= TASK INSTRUCTIONS =
Reproduce the records below exactly, leaving out any pictures.

= THE INPUT =
## START
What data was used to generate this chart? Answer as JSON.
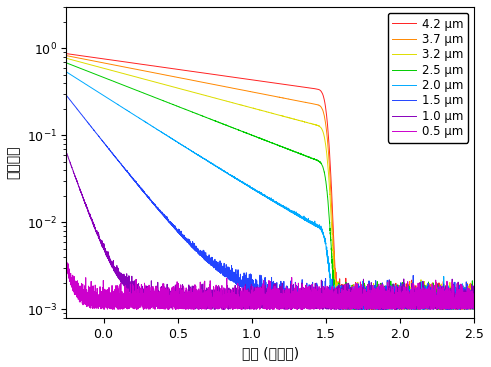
{
  "title": "",
  "xlabel": "時間 (ナノ秒)",
  "ylabel": "発光強度",
  "xlim": [
    -0.25,
    2.5
  ],
  "ylim_log": [
    0.0008,
    3.0
  ],
  "xticks": [
    0.0,
    0.5,
    1.0,
    1.5,
    2.0,
    2.5
  ],
  "series": [
    {
      "label": "4.2 μm",
      "color": "#ff2222",
      "tau": 1.8,
      "noise_amp": 0.00035
    },
    {
      "label": "3.7 μm",
      "color": "#ff8800",
      "tau": 1.3,
      "noise_amp": 0.00035
    },
    {
      "label": "3.2 μm",
      "color": "#dddd00",
      "tau": 0.95,
      "noise_amp": 0.00035
    },
    {
      "label": "2.5 μm",
      "color": "#00cc00",
      "tau": 0.65,
      "noise_amp": 0.00035
    },
    {
      "label": "2.0 μm",
      "color": "#00aaff",
      "tau": 0.4,
      "noise_amp": 0.00035
    },
    {
      "label": "1.5 μm",
      "color": "#2244ff",
      "tau": 0.2,
      "noise_amp": 0.00035
    },
    {
      "label": "1.0 μm",
      "color": "#8800bb",
      "tau": 0.09,
      "noise_amp": 0.00035
    },
    {
      "label": "0.5 μm",
      "color": "#cc00cc",
      "tau": 0.04,
      "noise_amp": 0.00035
    }
  ],
  "noise_floor": 0.001,
  "irf_sigma": 0.022,
  "peak_time": 0.0,
  "xlabel_fontsize": 10,
  "ylabel_fontsize": 10,
  "tick_fontsize": 9,
  "legend_fontsize": 8.5
}
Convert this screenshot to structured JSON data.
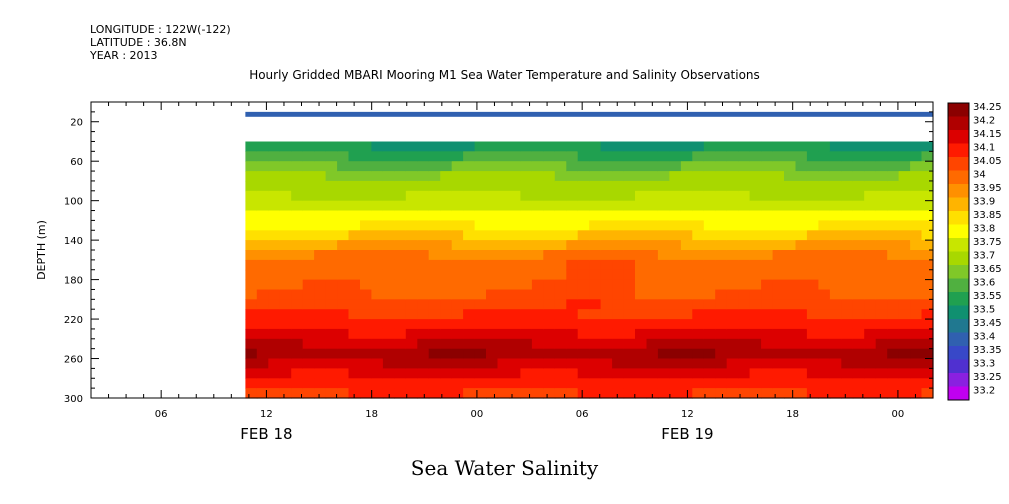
{
  "header": {
    "longitude": "LONGITUDE : 122W(-122)",
    "latitude": "LATITUDE : 36.8N",
    "year": "YEAR : 2013"
  },
  "caption": "Sea Water Salinity",
  "chart_data": {
    "type": "heatmap",
    "title": "Hourly Gridded MBARI Mooring M1 Sea Water Temperature and Salinity Observations",
    "xlabel": "",
    "ylabel": "DEPTH (m)",
    "x_range_hours": [
      2,
      50
    ],
    "x_tick_labels": [
      "06",
      "12",
      "18",
      "00",
      "06",
      "12",
      "18",
      "00"
    ],
    "x_tick_hours": [
      6,
      12,
      18,
      24,
      30,
      36,
      42,
      48
    ],
    "date_labels": [
      {
        "text": "FEB 18",
        "hour": 12
      },
      {
        "text": "FEB 19",
        "hour": 36
      }
    ],
    "data_start_hour": 10.8,
    "y_range": [
      300,
      0
    ],
    "y_ticks": [
      20,
      60,
      100,
      140,
      180,
      220,
      260,
      300
    ],
    "y_tick_labels": [
      "20",
      "60",
      "100",
      "140",
      "180",
      "220",
      "260",
      "300"
    ],
    "colorbar": {
      "levels": [
        "34.25",
        "34.2",
        "34.15",
        "34.1",
        "34.05",
        "34",
        "33.95",
        "33.9",
        "33.85",
        "33.8",
        "33.75",
        "33.7",
        "33.65",
        "33.6",
        "33.55",
        "33.5",
        "33.45",
        "33.4",
        "33.35",
        "33.3",
        "33.25",
        "33.2"
      ],
      "colors": [
        "#8b0000",
        "#b00000",
        "#dc0000",
        "#ff1a00",
        "#ff4500",
        "#ff6a00",
        "#ff9000",
        "#ffb400",
        "#ffe000",
        "#ffff00",
        "#c8e600",
        "#a8d800",
        "#80c828",
        "#50b040",
        "#20a050",
        "#109070",
        "#207890",
        "#3060b0",
        "#3848c8",
        "#5030d0",
        "#8a20e0",
        "#c000f0"
      ]
    },
    "surface_layer": {
      "depth_top": 10,
      "depth_bottom": 15,
      "salinity": 33.4
    },
    "missing_band": {
      "depth_top": 15,
      "depth_bottom": 40
    },
    "profile_depths": [
      40,
      50,
      60,
      70,
      80,
      90,
      100,
      110,
      120,
      130,
      140,
      150,
      160,
      170,
      180,
      190,
      200,
      210,
      220,
      230,
      240,
      250,
      260,
      270,
      280,
      290,
      300
    ],
    "profile_salinity": [
      33.55,
      33.6,
      33.65,
      33.7,
      33.72,
      33.75,
      33.78,
      33.82,
      33.85,
      33.9,
      33.95,
      34.0,
      34.02,
      34.03,
      34.04,
      34.05,
      34.07,
      34.1,
      34.13,
      34.16,
      34.2,
      34.24,
      34.2,
      34.16,
      34.12,
      34.1,
      34.05
    ]
  }
}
## END
= COMPLETE ANSWER =
What data was used to generate this chart? Answer as JSON.
{
  "title": "",
  "xlabel": "時間 (ナノ秒)",
  "ylabel": "発光強度",
  "xlim": [
    -0.25,
    2.5
  ],
  "ylim_log": [
    0.0008,
    3.0
  ],
  "xticks": [
    0.0,
    0.5,
    1.0,
    1.5,
    2.0,
    2.5
  ],
  "series": [
    {
      "label": "4.2 μm",
      "color": "#ff2222",
      "tau": 1.8,
      "noise_amp": 0.00035
    },
    {
      "label": "3.7 μm",
      "color": "#ff8800",
      "tau": 1.3,
      "noise_amp": 0.00035
    },
    {
      "label": "3.2 μm",
      "color": "#dddd00",
      "tau": 0.95,
      "noise_amp": 0.00035
    },
    {
      "label": "2.5 μm",
      "color": "#00cc00",
      "tau": 0.65,
      "noise_amp": 0.00035
    },
    {
      "label": "2.0 μm",
      "color": "#00aaff",
      "tau": 0.4,
      "noise_amp": 0.00035
    },
    {
      "label": "1.5 μm",
      "color": "#2244ff",
      "tau": 0.2,
      "noise_amp": 0.00035
    },
    {
      "label": "1.0 μm",
      "color": "#8800bb",
      "tau": 0.09,
      "noise_amp": 0.00035
    },
    {
      "label": "0.5 μm",
      "color": "#cc00cc",
      "tau": 0.04,
      "noise_amp": 0.00035
    }
  ],
  "noise_floor": 0.001,
  "irf_sigma": 0.022,
  "peak_time": 0.0,
  "xlabel_fontsize": 10,
  "ylabel_fontsize": 10,
  "tick_fontsize": 9,
  "legend_fontsize": 8.5
}
Convert this screenshot to structured JSON data.
{
  "header": {
    "longitude": "LONGITUDE : 122W(-122)",
    "latitude": "LATITUDE : 36.8N",
    "year": "YEAR : 2013"
  },
  "caption": "Sea Water Salinity",
  "chart_data": {
    "type": "heatmap",
    "title": "Hourly Gridded MBARI Mooring M1 Sea Water Temperature and Salinity Observations",
    "xlabel": "",
    "ylabel": "DEPTH (m)",
    "x_range_hours": [
      2,
      50
    ],
    "x_tick_labels": [
      "06",
      "12",
      "18",
      "00",
      "06",
      "12",
      "18",
      "00"
    ],
    "x_tick_hours": [
      6,
      12,
      18,
      24,
      30,
      36,
      42,
      48
    ],
    "date_labels": [
      {
        "text": "FEB 18",
        "hour": 12
      },
      {
        "text": "FEB 19",
        "hour": 36
      }
    ],
    "data_start_hour": 10.8,
    "y_range": [
      300,
      0
    ],
    "y_ticks": [
      20,
      60,
      100,
      140,
      180,
      220,
      260,
      300
    ],
    "y_tick_labels": [
      "20",
      "60",
      "100",
      "140",
      "180",
      "220",
      "260",
      "300"
    ],
    "colorbar": {
      "levels": [
        "34.25",
        "34.2",
        "34.15",
        "34.1",
        "34.05",
        "34",
        "33.95",
        "33.9",
        "33.85",
        "33.8",
        "33.75",
        "33.7",
        "33.65",
        "33.6",
        "33.55",
        "33.5",
        "33.45",
        "33.4",
        "33.35",
        "33.3",
        "33.25",
        "33.2"
      ],
      "colors": [
        "#8b0000",
        "#b00000",
        "#dc0000",
        "#ff1a00",
        "#ff4500",
        "#ff6a00",
        "#ff9000",
        "#ffb400",
        "#ffe000",
        "#ffff00",
        "#c8e600",
        "#a8d800",
        "#80c828",
        "#50b040",
        "#20a050",
        "#109070",
        "#207890",
        "#3060b0",
        "#3848c8",
        "#5030d0",
        "#8a20e0",
        "#c000f0"
      ]
    },
    "surface_layer": {
      "depth_top": 10,
      "depth_bottom": 15,
      "salinity": 33.4
    },
    "missing_band": {
      "depth_top": 15,
      "depth_bottom": 40
    },
    "profile_depths": [
      40,
      50,
      60,
      70,
      80,
      90,
      100,
      110,
      120,
      130,
      140,
      150,
      160,
      170,
      180,
      190,
      200,
      210,
      220,
      230,
      240,
      250,
      260,
      270,
      280,
      290,
      300
    ],
    "profile_salinity": [
      33.55,
      33.6,
      33.65,
      33.7,
      33.72,
      33.75,
      33.78,
      33.82,
      33.85,
      33.9,
      33.95,
      34.0,
      34.02,
      34.03,
      34.04,
      34.05,
      34.07,
      34.1,
      34.13,
      34.16,
      34.2,
      34.24,
      34.2,
      34.16,
      34.12,
      34.1,
      34.05
    ]
  }
}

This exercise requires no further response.